Your task is to write out the complete listing exactly as it is shown.

ENTRIES PROVIDED —
--- begin ---
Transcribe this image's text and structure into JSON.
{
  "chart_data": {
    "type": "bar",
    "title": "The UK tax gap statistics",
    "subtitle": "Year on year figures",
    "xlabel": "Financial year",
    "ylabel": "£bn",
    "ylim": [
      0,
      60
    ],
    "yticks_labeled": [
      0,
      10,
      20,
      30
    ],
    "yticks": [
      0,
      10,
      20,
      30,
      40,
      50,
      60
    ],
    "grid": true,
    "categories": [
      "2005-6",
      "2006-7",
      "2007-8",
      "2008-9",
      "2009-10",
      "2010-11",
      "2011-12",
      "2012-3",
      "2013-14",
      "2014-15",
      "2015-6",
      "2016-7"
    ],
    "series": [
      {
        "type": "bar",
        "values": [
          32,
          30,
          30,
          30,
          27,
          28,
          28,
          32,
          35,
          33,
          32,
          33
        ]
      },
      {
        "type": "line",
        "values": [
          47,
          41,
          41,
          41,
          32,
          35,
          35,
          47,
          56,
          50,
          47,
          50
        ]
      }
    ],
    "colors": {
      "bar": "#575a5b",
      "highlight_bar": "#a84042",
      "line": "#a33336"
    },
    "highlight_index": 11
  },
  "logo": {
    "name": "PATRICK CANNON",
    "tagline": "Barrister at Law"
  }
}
--- end ---
COMPLETED EXERCISE —
Transcribe this image's text and structure into JSON.
{
  "chart_data": {
    "type": "bar",
    "title": "The UK tax gap statistics",
    "subtitle": "Year on year figures",
    "xlabel": "Financial year",
    "ylabel": "£bn",
    "ylim": [
      0,
      60
    ],
    "yticks_labeled": [
      0,
      10,
      20,
      30
    ],
    "yticks": [
      0,
      10,
      20,
      30,
      40,
      50,
      60
    ],
    "grid": true,
    "categories": [
      "2005-6",
      "2006-7",
      "2007-8",
      "2008-9",
      "2009-10",
      "2010-11",
      "2011-12",
      "2012-3",
      "2013-14",
      "2014-15",
      "2015-6",
      "2016-7"
    ],
    "series": [
      {
        "type": "bar",
        "values": [
          32,
          30,
          30,
          30,
          27,
          28,
          28,
          32,
          35,
          33,
          32,
          33
        ]
      },
      {
        "type": "line",
        "values": [
          47,
          41,
          41,
          41,
          32,
          35,
          35,
          47,
          56,
          50,
          47,
          50
        ]
      }
    ],
    "colors": {
      "bar": "#575a5b",
      "highlight_bar": "#a84042",
      "line": "#a33336"
    },
    "highlight_index": 11
  },
  "logo": {
    "name": "PATRICK CANNON",
    "tagline": "Barrister at Law"
  }
}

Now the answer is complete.